#### Goal of the exercise:
Copy the records below exactly as they are written.

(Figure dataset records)
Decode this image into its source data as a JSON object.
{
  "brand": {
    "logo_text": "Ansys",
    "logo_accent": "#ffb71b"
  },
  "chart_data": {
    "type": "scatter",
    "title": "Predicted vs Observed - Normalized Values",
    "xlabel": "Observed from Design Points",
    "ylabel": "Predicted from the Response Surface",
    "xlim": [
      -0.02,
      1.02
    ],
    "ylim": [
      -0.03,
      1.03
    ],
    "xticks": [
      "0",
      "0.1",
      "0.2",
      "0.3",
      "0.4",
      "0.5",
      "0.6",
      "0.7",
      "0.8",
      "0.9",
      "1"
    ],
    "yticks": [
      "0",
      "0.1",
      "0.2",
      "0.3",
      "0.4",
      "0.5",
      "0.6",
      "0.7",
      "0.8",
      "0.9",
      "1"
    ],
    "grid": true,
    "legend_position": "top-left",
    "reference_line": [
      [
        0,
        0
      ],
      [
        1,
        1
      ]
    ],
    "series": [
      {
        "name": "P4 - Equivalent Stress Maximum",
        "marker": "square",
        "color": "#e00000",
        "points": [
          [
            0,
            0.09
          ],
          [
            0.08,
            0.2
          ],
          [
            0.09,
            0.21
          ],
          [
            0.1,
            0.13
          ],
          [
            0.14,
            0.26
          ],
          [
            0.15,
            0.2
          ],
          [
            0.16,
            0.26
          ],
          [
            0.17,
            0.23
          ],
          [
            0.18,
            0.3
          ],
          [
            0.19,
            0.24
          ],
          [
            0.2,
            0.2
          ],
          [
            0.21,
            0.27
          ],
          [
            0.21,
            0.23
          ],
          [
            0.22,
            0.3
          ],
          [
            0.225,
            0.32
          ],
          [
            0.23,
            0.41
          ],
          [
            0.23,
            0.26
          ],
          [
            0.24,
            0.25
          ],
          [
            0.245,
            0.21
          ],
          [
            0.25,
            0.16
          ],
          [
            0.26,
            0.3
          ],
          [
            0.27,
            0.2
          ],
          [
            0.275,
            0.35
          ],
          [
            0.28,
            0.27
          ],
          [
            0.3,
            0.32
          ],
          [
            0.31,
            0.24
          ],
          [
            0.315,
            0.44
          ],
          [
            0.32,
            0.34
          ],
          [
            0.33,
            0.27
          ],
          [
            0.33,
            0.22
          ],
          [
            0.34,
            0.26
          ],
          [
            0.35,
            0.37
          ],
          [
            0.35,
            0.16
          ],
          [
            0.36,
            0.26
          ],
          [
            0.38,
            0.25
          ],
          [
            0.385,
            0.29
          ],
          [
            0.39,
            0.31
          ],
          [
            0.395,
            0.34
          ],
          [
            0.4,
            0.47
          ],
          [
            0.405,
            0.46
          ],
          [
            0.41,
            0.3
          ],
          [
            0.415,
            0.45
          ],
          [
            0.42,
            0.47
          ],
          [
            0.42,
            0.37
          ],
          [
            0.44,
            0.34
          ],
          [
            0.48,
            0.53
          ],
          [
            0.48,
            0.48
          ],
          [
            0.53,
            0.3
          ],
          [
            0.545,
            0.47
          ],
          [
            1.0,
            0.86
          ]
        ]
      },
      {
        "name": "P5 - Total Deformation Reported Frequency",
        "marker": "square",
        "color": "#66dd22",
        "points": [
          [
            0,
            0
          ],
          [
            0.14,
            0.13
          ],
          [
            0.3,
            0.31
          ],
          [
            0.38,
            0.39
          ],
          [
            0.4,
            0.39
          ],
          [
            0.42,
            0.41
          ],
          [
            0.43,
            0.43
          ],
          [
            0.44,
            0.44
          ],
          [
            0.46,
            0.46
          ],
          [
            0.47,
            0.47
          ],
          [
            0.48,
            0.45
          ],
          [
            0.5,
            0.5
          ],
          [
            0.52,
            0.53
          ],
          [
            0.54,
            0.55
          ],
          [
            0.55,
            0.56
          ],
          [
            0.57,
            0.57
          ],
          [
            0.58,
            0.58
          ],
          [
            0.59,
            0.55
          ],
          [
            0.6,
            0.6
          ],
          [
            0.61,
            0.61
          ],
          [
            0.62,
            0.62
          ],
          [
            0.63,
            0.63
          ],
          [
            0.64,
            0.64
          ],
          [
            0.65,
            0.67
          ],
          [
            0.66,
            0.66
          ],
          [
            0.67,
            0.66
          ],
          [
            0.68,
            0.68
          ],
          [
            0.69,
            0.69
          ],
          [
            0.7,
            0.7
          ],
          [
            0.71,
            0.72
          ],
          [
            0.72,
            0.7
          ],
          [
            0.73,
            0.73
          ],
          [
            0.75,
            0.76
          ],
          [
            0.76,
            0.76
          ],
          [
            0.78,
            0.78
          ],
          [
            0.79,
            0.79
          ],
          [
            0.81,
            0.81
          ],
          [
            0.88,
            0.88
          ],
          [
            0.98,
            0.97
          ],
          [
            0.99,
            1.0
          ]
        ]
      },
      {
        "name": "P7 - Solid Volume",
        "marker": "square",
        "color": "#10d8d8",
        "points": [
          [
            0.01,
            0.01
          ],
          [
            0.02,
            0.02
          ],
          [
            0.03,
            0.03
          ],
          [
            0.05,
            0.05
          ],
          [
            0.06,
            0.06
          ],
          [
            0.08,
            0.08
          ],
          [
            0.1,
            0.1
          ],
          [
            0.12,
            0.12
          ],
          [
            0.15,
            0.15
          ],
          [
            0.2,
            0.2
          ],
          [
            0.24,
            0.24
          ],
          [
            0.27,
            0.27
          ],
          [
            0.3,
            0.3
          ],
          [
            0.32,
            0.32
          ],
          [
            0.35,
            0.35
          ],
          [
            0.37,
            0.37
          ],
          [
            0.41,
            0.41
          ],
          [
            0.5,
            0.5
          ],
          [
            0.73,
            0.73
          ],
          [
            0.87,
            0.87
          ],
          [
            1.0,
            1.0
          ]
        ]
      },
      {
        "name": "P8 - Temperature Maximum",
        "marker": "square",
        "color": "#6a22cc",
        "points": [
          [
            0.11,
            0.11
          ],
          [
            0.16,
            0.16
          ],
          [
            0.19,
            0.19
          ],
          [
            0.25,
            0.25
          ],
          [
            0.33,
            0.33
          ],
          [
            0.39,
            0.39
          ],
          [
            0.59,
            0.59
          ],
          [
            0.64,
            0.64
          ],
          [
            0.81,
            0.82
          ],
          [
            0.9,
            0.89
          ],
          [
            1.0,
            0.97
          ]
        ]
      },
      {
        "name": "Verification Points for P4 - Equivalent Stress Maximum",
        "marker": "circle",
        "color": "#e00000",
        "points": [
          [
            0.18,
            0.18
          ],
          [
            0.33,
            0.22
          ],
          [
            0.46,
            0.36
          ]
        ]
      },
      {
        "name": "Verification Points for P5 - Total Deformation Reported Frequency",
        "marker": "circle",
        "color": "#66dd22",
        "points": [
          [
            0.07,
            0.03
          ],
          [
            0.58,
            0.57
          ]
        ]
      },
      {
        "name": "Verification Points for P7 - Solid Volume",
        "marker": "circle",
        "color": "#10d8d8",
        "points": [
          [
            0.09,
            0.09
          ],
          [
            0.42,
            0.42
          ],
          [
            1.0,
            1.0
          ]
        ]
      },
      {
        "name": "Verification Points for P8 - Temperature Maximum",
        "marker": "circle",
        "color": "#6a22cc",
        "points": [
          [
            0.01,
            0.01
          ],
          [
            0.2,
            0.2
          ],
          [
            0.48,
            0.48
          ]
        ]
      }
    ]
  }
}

#### Output of the exercise:
Decode this image into its source data as a JSON object.
{
  "brand": {
    "logo_text": "Ansys",
    "logo_accent": "#ffb71b"
  },
  "chart_data": {
    "type": "scatter",
    "title": "Predicted vs Observed - Normalized Values",
    "xlabel": "Observed from Design Points",
    "ylabel": "Predicted from the Response Surface",
    "xlim": [
      -0.02,
      1.02
    ],
    "ylim": [
      -0.03,
      1.03
    ],
    "xticks": [
      "0",
      "0.1",
      "0.2",
      "0.3",
      "0.4",
      "0.5",
      "0.6",
      "0.7",
      "0.8",
      "0.9",
      "1"
    ],
    "yticks": [
      "0",
      "0.1",
      "0.2",
      "0.3",
      "0.4",
      "0.5",
      "0.6",
      "0.7",
      "0.8",
      "0.9",
      "1"
    ],
    "grid": true,
    "legend_position": "top-left",
    "reference_line": [
      [
        0,
        0
      ],
      [
        1,
        1
      ]
    ],
    "series": [
      {
        "name": "P4 - Equivalent Stress Maximum",
        "marker": "square",
        "color": "#e00000",
        "points": [
          [
            0,
            0.09
          ],
          [
            0.08,
            0.2
          ],
          [
            0.09,
            0.21
          ],
          [
            0.1,
            0.13
          ],
          [
            0.14,
            0.26
          ],
          [
            0.15,
            0.2
          ],
          [
            0.16,
            0.26
          ],
          [
            0.17,
            0.23
          ],
          [
            0.18,
            0.3
          ],
          [
            0.19,
            0.24
          ],
          [
            0.2,
            0.2
          ],
          [
            0.21,
            0.27
          ],
          [
            0.21,
            0.23
          ],
          [
            0.22,
            0.3
          ],
          [
            0.225,
            0.32
          ],
          [
            0.23,
            0.41
          ],
          [
            0.23,
            0.26
          ],
          [
            0.24,
            0.25
          ],
          [
            0.245,
            0.21
          ],
          [
            0.25,
            0.16
          ],
          [
            0.26,
            0.3
          ],
          [
            0.27,
            0.2
          ],
          [
            0.275,
            0.35
          ],
          [
            0.28,
            0.27
          ],
          [
            0.3,
            0.32
          ],
          [
            0.31,
            0.24
          ],
          [
            0.315,
            0.44
          ],
          [
            0.32,
            0.34
          ],
          [
            0.33,
            0.27
          ],
          [
            0.33,
            0.22
          ],
          [
            0.34,
            0.26
          ],
          [
            0.35,
            0.37
          ],
          [
            0.35,
            0.16
          ],
          [
            0.36,
            0.26
          ],
          [
            0.38,
            0.25
          ],
          [
            0.385,
            0.29
          ],
          [
            0.39,
            0.31
          ],
          [
            0.395,
            0.34
          ],
          [
            0.4,
            0.47
          ],
          [
            0.405,
            0.46
          ],
          [
            0.41,
            0.3
          ],
          [
            0.415,
            0.45
          ],
          [
            0.42,
            0.47
          ],
          [
            0.42,
            0.37
          ],
          [
            0.44,
            0.34
          ],
          [
            0.48,
            0.53
          ],
          [
            0.48,
            0.48
          ],
          [
            0.53,
            0.3
          ],
          [
            0.545,
            0.47
          ],
          [
            1.0,
            0.86
          ]
        ]
      },
      {
        "name": "P5 - Total Deformation Reported Frequency",
        "marker": "square",
        "color": "#66dd22",
        "points": [
          [
            0,
            0
          ],
          [
            0.14,
            0.13
          ],
          [
            0.3,
            0.31
          ],
          [
            0.38,
            0.39
          ],
          [
            0.4,
            0.39
          ],
          [
            0.42,
            0.41
          ],
          [
            0.43,
            0.43
          ],
          [
            0.44,
            0.44
          ],
          [
            0.46,
            0.46
          ],
          [
            0.47,
            0.47
          ],
          [
            0.48,
            0.45
          ],
          [
            0.5,
            0.5
          ],
          [
            0.52,
            0.53
          ],
          [
            0.54,
            0.55
          ],
          [
            0.55,
            0.56
          ],
          [
            0.57,
            0.57
          ],
          [
            0.58,
            0.58
          ],
          [
            0.59,
            0.55
          ],
          [
            0.6,
            0.6
          ],
          [
            0.61,
            0.61
          ],
          [
            0.62,
            0.62
          ],
          [
            0.63,
            0.63
          ],
          [
            0.64,
            0.64
          ],
          [
            0.65,
            0.67
          ],
          [
            0.66,
            0.66
          ],
          [
            0.67,
            0.66
          ],
          [
            0.68,
            0.68
          ],
          [
            0.69,
            0.69
          ],
          [
            0.7,
            0.7
          ],
          [
            0.71,
            0.72
          ],
          [
            0.72,
            0.7
          ],
          [
            0.73,
            0.73
          ],
          [
            0.75,
            0.76
          ],
          [
            0.76,
            0.76
          ],
          [
            0.78,
            0.78
          ],
          [
            0.79,
            0.79
          ],
          [
            0.81,
            0.81
          ],
          [
            0.88,
            0.88
          ],
          [
            0.98,
            0.97
          ],
          [
            0.99,
            1.0
          ]
        ]
      },
      {
        "name": "P7 - Solid Volume",
        "marker": "square",
        "color": "#10d8d8",
        "points": [
          [
            0.01,
            0.01
          ],
          [
            0.02,
            0.02
          ],
          [
            0.03,
            0.03
          ],
          [
            0.05,
            0.05
          ],
          [
            0.06,
            0.06
          ],
          [
            0.08,
            0.08
          ],
          [
            0.1,
            0.1
          ],
          [
            0.12,
            0.12
          ],
          [
            0.15,
            0.15
          ],
          [
            0.2,
            0.2
          ],
          [
            0.24,
            0.24
          ],
          [
            0.27,
            0.27
          ],
          [
            0.3,
            0.3
          ],
          [
            0.32,
            0.32
          ],
          [
            0.35,
            0.35
          ],
          [
            0.37,
            0.37
          ],
          [
            0.41,
            0.41
          ],
          [
            0.5,
            0.5
          ],
          [
            0.73,
            0.73
          ],
          [
            0.87,
            0.87
          ],
          [
            1.0,
            1.0
          ]
        ]
      },
      {
        "name": "P8 - Temperature Maximum",
        "marker": "square",
        "color": "#6a22cc",
        "points": [
          [
            0.11,
            0.11
          ],
          [
            0.16,
            0.16
          ],
          [
            0.19,
            0.19
          ],
          [
            0.25,
            0.25
          ],
          [
            0.33,
            0.33
          ],
          [
            0.39,
            0.39
          ],
          [
            0.59,
            0.59
          ],
          [
            0.64,
            0.64
          ],
          [
            0.81,
            0.82
          ],
          [
            0.9,
            0.89
          ],
          [
            1.0,
            0.97
          ]
        ]
      },
      {
        "name": "Verification Points for P4 - Equivalent Stress Maximum",
        "marker": "circle",
        "color": "#e00000",
        "points": [
          [
            0.18,
            0.18
          ],
          [
            0.33,
            0.22
          ],
          [
            0.46,
            0.36
          ]
        ]
      },
      {
        "name": "Verification Points for P5 - Total Deformation Reported Frequency",
        "marker": "circle",
        "color": "#66dd22",
        "points": [
          [
            0.07,
            0.03
          ],
          [
            0.58,
            0.57
          ]
        ]
      },
      {
        "name": "Verification Points for P7 - Solid Volume",
        "marker": "circle",
        "color": "#10d8d8",
        "points": [
          [
            0.09,
            0.09
          ],
          [
            0.42,
            0.42
          ],
          [
            1.0,
            1.0
          ]
        ]
      },
      {
        "name": "Verification Points for P8 - Temperature Maximum",
        "marker": "circle",
        "color": "#6a22cc",
        "points": [
          [
            0.01,
            0.01
          ],
          [
            0.2,
            0.2
          ],
          [
            0.48,
            0.48
          ]
        ]
      }
    ]
  }
}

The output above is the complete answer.